Listed records
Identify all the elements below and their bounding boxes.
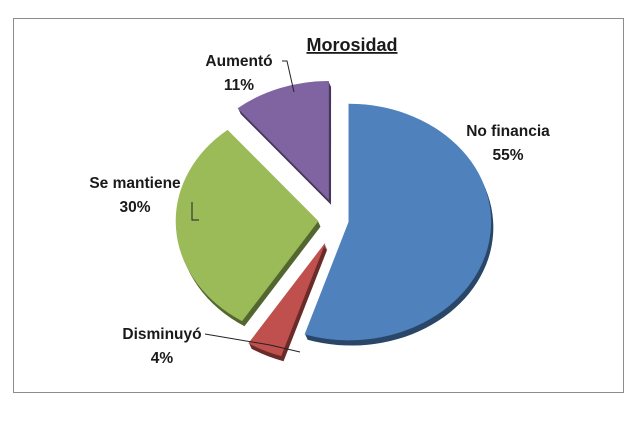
slice-pct-aumento: 11% [224, 77, 254, 94]
slice-se-mantiene [175, 129, 319, 322]
slice-label-disminuyo: Disminuyó [122, 326, 201, 343]
slice-label-aumento: Aumentó [205, 53, 272, 70]
slice-pct-no-financia: 55% [492, 147, 523, 164]
slice-no-financia [304, 103, 492, 341]
leader-line-disminuyo [204, 333, 301, 353]
slice-pct-se-mantiene: 30% [119, 199, 150, 216]
leader-line-aumento [282, 60, 295, 93]
slice-pct-disminuyo: 4% [151, 350, 174, 367]
slice-disminuy- [248, 243, 326, 357]
slice-label-no-financia: No financia [466, 123, 550, 140]
chart-title: Morosidad [306, 35, 397, 55]
leader-line-se-mantiene [191, 202, 199, 221]
slice-label-se-mantiene: Se mantiene [89, 175, 181, 192]
slice-aument- [237, 80, 329, 201]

Directive
Reproduce the data above with "leader-line" swapped for "connector-line" wherever it occurs and everything else left unchanged, and omit the picture from your answer.

Response
Identify all the elements below and their bounding boxes.
slice-pct-aumento: 11% [224, 77, 254, 94]
slice-se-mantiene [175, 129, 319, 322]
slice-label-disminuyo: Disminuyó [122, 326, 201, 343]
slice-label-aumento: Aumentó [205, 53, 272, 70]
slice-pct-no-financia: 55% [492, 147, 523, 164]
slice-no-financia [304, 103, 492, 341]
connector-line-disminuyo [204, 333, 301, 353]
slice-pct-se-mantiene: 30% [119, 199, 150, 216]
connector-line-aumento [282, 60, 295, 93]
slice-pct-disminuyo: 4% [151, 350, 174, 367]
slice-disminuy- [248, 243, 326, 357]
slice-label-no-financia: No financia [466, 123, 550, 140]
chart-title: Morosidad [306, 35, 397, 55]
connector-line-se-mantiene [191, 202, 199, 221]
slice-label-se-mantiene: Se mantiene [89, 175, 181, 192]
slice-aument- [237, 80, 329, 201]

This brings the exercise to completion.